◆ **Records shown**:
--
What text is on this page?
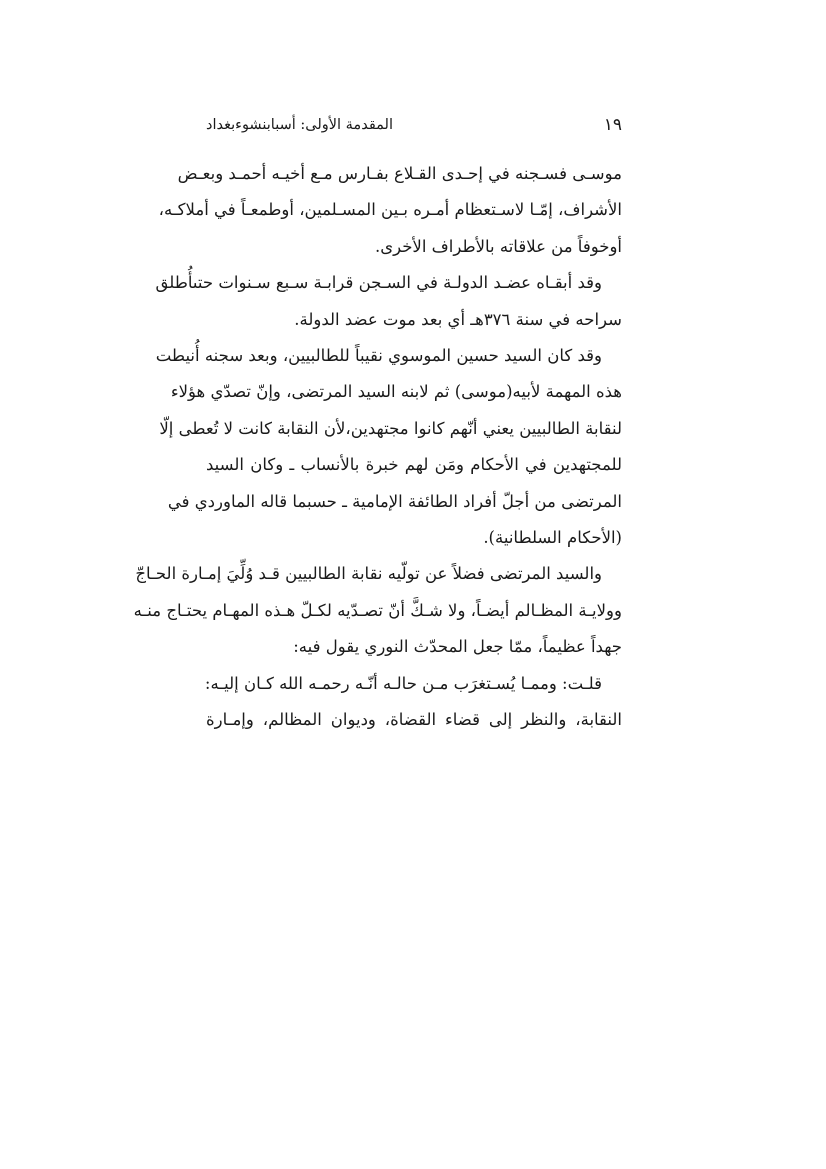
المقدمة الأولى: أسبابنشوءبغداد	١٩

موسـى فسـجنه في إحـدى القـلاع بفـارس مـع أخيـه أحمـد وبعـض
الأشراف، إمّـا لاسـتعظام أمـره بـين المسـلمين، أوطمعـاً في أملاكـه،
أوخوفاً من علاقاته بالأطراف الأخرى.

وقد أبقـاه عضـد الدولـة في السـجن قرابـة سـبع سـنوات حتىأُطلق
سراحه في سنة ٣٧٦هـ أي بعد موت عضد الدولة.

وقد كان السيد حسين الموسوي نقيباً للطالبيين، وبعد سجنه أُنيطت
هذه المهمة لأبيه(موسى) ثم لابنه السيد المرتضى، وإنّ تصدّي هؤلاء
لنقابة الطالبيين يعني أنّهم كانوا مجتهدين،لأن النقابة كانت لا تُعطى إلّا
للمجتهدين في الأحكام ومَن لهم خبرة بالأنساب ـ وكان السيد
المرتضى من أجلّ أفراد الطائفة الإمامية ـ حسبما قاله الماوردي في
(الأحكام السلطانية).

والسيد المرتضى فضلاً عن تولّيه نقابة الطالبيين قـد وُلِّيَ إمـارة الحـاجّ
وولايـة المظـالم أيضـاً، ولا شـكَّ أنّ تصـدّيه لكـلّ هـذه المهـام يحتـاج منـه
جهداً عظيماً، ممّا جعل المحدّث النوري يقول فيه:

قلـت: وممـا يُسـتغرَب مـن حالـه أنّـه رحمـه الله كـان إليـه:
النقابة، والنظر إلى قضاء القضاة، وديوان المظالم، وإمـارة
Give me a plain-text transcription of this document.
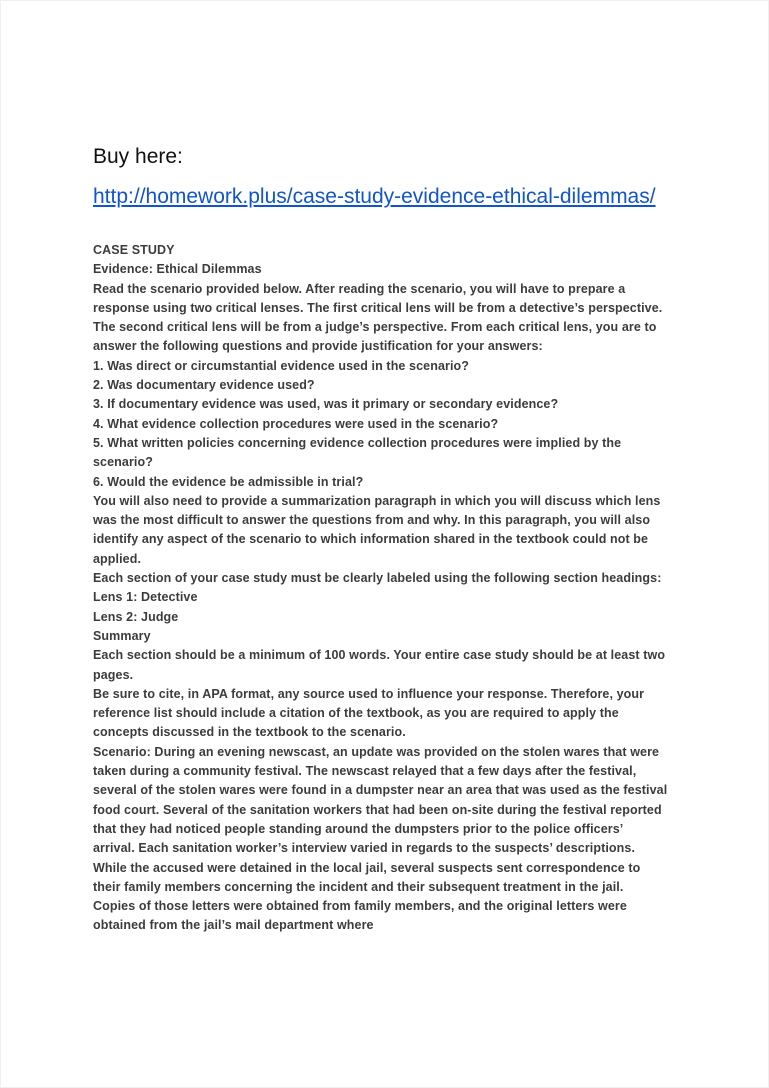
Buy here:
http://homework.plus/case-study-evidence-ethical-dilemmas/

CASE STUDY

Evidence: Ethical Dilemmas

Read the scenario provided below. After reading the scenario, you will have to prepare a response using two critical lenses. The first critical lens will be from a detective’s perspective. The second critical lens will be from a judge’s perspective. From each critical lens, you are to answer the following questions and provide justification for your answers:

1. Was direct or circumstantial evidence used in the scenario?

2. Was documentary evidence used?

3. If documentary evidence was used, was it primary or secondary evidence?

4. What evidence collection procedures were used in the scenario?

5. What written policies concerning evidence collection procedures were implied by the scenario?

6. Would the evidence be admissible in trial?

You will also need to provide a summarization paragraph in which you will discuss which lens was the most difficult to answer the questions from and why. In this paragraph, you will also identify any aspect of the scenario to which information shared in the textbook could not be applied.

Each section of your case study must be clearly labeled using the following section headings:

Lens 1: Detective

Lens 2: Judge

Summary

Each section should be a minimum of 100 words. Your entire case study should be at least two pages.

Be sure to cite, in APA format, any source used to influence your response. Therefore, your reference list should include a citation of the textbook, as you are required to apply the concepts discussed in the textbook to the scenario.

Scenario: During an evening newscast, an update was provided on the stolen wares that were taken during a community festival. The newscast relayed that a few days after the festival, several of the stolen wares were found in a dumpster near an area that was used as the festival food court. Several of the sanitation workers that had been on-site during the festival reported that they had noticed people standing around the dumpsters prior to the police officers’ arrival. Each sanitation worker’s interview varied in regards to the suspects’ descriptions. While the accused were detained in the local jail, several suspects sent correspondence to their family members concerning the incident and their subsequent treatment in the jail. Copies of those letters were obtained from family members, and the original letters were obtained from the jail’s mail department where
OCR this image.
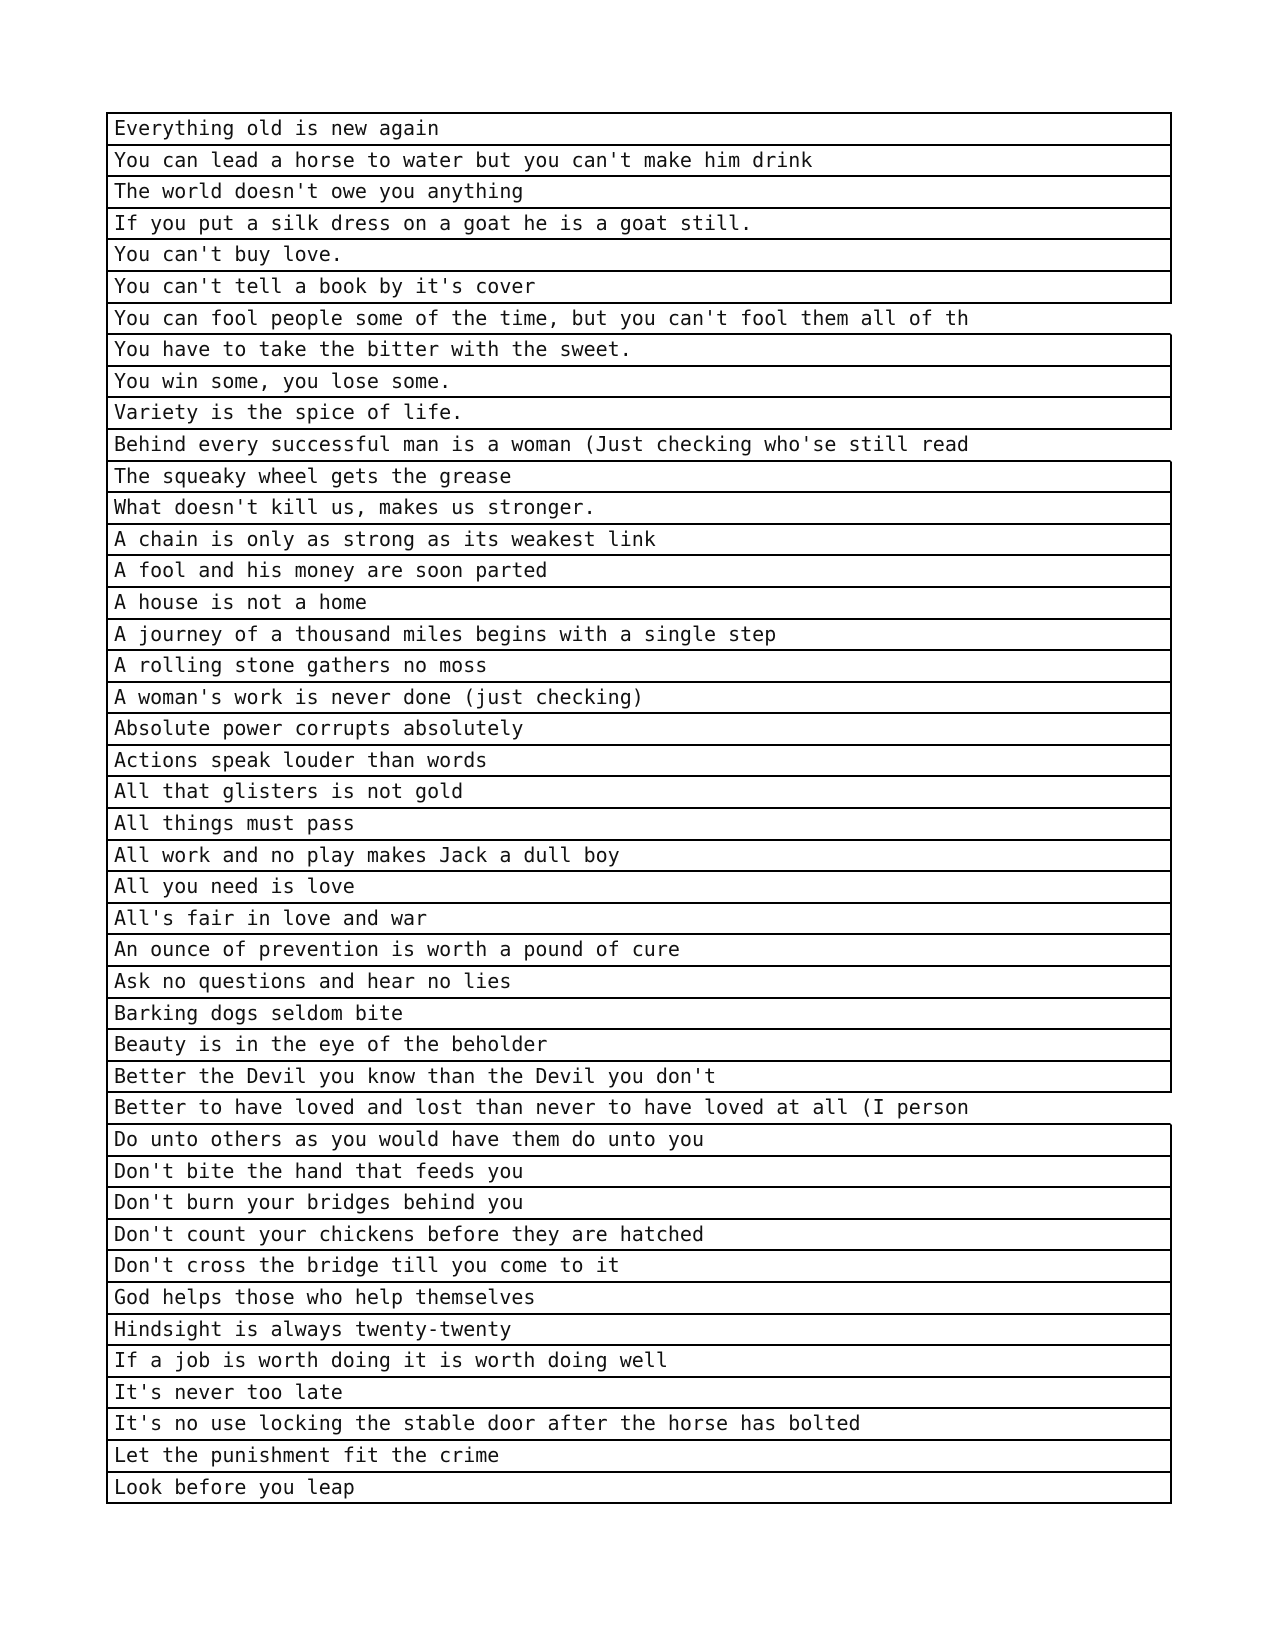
Everything old is new again
You can lead a horse to water but you can't make him drink
The world doesn't owe you anything
If you put a silk dress on a goat he is a goat still.
You can't buy love.
You can't tell a book by it's cover
You can fool people some of the time, but you can't fool them all of th
You have to take the bitter with the sweet.
You win some, you lose some.
Variety is the spice of life.
Behind every successful man is a woman (Just checking who'se still read
The squeaky wheel gets the grease
What doesn't kill us, makes us stronger.
A chain is only as strong as its weakest link
A fool and his money are soon parted
A house is not a home
A journey of a thousand miles begins with a single step
A rolling stone gathers no moss
A woman's work is never done (just checking)
Absolute power corrupts absolutely
Actions speak louder than words
All that glisters is not gold
All things must pass
All work and no play makes Jack a dull boy
All you need is love
All's fair in love and war
An ounce of prevention is worth a pound of cure
Ask no questions and hear no lies
Barking dogs seldom bite
Beauty is in the eye of the beholder
Better the Devil you know than the Devil you don't
Better to have loved and lost than never to have loved at all (I person
Do unto others as you would have them do unto you
Don't bite the hand that feeds you
Don't burn your bridges behind you
Don't count your chickens before they are hatched
Don't cross the bridge till you come to it
God helps those who help themselves
Hindsight is always twenty-twenty
If a job is worth doing it is worth doing well
It's never too late
It's no use locking the stable door after the horse has bolted
Let the punishment fit the crime
Look before you leap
--
Write the records out once more, exactly as they appear, with no pictures.

◆ **Result for this exercise**:
What text is on this page?
المقدمة الأولى: أسبابنشوءبغداد	١٩

موسـى فسـجنه في إحـدى القـلاع بفـارس مـع أخيـه أحمـد وبعـض
الأشراف، إمّـا لاسـتعظام أمـره بـين المسـلمين، أوطمعـاً في أملاكـه،
أوخوفاً من علاقاته بالأطراف الأخرى.

وقد أبقـاه عضـد الدولـة في السـجن قرابـة سـبع سـنوات حتىأُطلق
سراحه في سنة ٣٧٦هـ أي بعد موت عضد الدولة.

وقد كان السيد حسين الموسوي نقيباً للطالبيين، وبعد سجنه أُنيطت
هذه المهمة لأبيه(موسى) ثم لابنه السيد المرتضى، وإنّ تصدّي هؤلاء
لنقابة الطالبيين يعني أنّهم كانوا مجتهدين،لأن النقابة كانت لا تُعطى إلّا
للمجتهدين في الأحكام ومَن لهم خبرة بالأنساب ـ وكان السيد
المرتضى من أجلّ أفراد الطائفة الإمامية ـ حسبما قاله الماوردي في
(الأحكام السلطانية).

والسيد المرتضى فضلاً عن تولّيه نقابة الطالبيين قـد وُلِّيَ إمـارة الحـاجّ
وولايـة المظـالم أيضـاً، ولا شـكَّ أنّ تصـدّيه لكـلّ هـذه المهـام يحتـاج منـه
جهداً عظيماً، ممّا جعل المحدّث النوري يقول فيه:

قلـت: وممـا يُسـتغرَب مـن حالـه أنّـه رحمـه الله كـان إليـه:
النقابة، والنظر إلى قضاء القضاة، وديوان المظالم، وإمـارة
Give me a plain-text transcription of this document.
Buy here:
http://homework.plus/case-study-evidence-ethical-dilemmas/

CASE STUDY

Evidence: Ethical Dilemmas

Read the scenario provided below. After reading the scenario, you will have to prepare a response using two critical lenses. The first critical lens will be from a detective’s perspective. The second critical lens will be from a judge’s perspective. From each critical lens, you are to answer the following questions and provide justification for your answers:

1. Was direct or circumstantial evidence used in the scenario?

2. Was documentary evidence used?

3. If documentary evidence was used, was it primary or secondary evidence?

4. What evidence collection procedures were used in the scenario?

5. What written policies concerning evidence collection procedures were implied by the scenario?

6. Would the evidence be admissible in trial?

You will also need to provide a summarization paragraph in which you will discuss which lens was the most difficult to answer the questions from and why. In this paragraph, you will also identify any aspect of the scenario to which information shared in the textbook could not be applied.

Each section of your case study must be clearly labeled using the following section headings:

Lens 1: Detective

Lens 2: Judge

Summary

Each section should be a minimum of 100 words. Your entire case study should be at least two pages.

Be sure to cite, in APA format, any source used to influence your response. Therefore, your reference list should include a citation of the textbook, as you are required to apply the concepts discussed in the textbook to the scenario.

Scenario: During an evening newscast, an update was provided on the stolen wares that were taken during a community festival. The newscast relayed that a few days after the festival, several of the stolen wares were found in a dumpster near an area that was used as the festival food court. Several of the sanitation workers that had been on-site during the festival reported that they had noticed people standing around the dumpsters prior to the police officers’ arrival. Each sanitation worker’s interview varied in regards to the suspects’ descriptions. While the accused were detained in the local jail, several suspects sent correspondence to their family members concerning the incident and their subsequent treatment in the jail. Copies of those letters were obtained from family members, and the original letters were obtained from the jail’s mail department where
OCR this image.
Everything old is new again
You can lead a horse to water but you can't make him drink
The world doesn't owe you anything
If you put a silk dress on a goat he is a goat still.
You can't buy love.
You can't tell a book by it's cover
You can fool people some of the time, but you can't fool them all of th
You have to take the bitter with the sweet.
You win some, you lose some.
Variety is the spice of life.
Behind every successful man is a woman (Just checking who'se still read
The squeaky wheel gets the grease
What doesn't kill us, makes us stronger.
A chain is only as strong as its weakest link
A fool and his money are soon parted
A house is not a home
A journey of a thousand miles begins with a single step
A rolling stone gathers no moss
A woman's work is never done (just checking)
Absolute power corrupts absolutely
Actions speak louder than words
All that glisters is not gold
All things must pass
All work and no play makes Jack a dull boy
All you need is love
All's fair in love and war
An ounce of prevention is worth a pound of cure
Ask no questions and hear no lies
Barking dogs seldom bite
Beauty is in the eye of the beholder
Better the Devil you know than the Devil you don't
Better to have loved and lost than never to have loved at all (I person
Do unto others as you would have them do unto you
Don't bite the hand that feeds you
Don't burn your bridges behind you
Don't count your chickens before they are hatched
Don't cross the bridge till you come to it
God helps those who help themselves
Hindsight is always twenty-twenty
If a job is worth doing it is worth doing well
It's never too late
It's no use locking the stable door after the horse has bolted
Let the punishment fit the crime
Look before you leap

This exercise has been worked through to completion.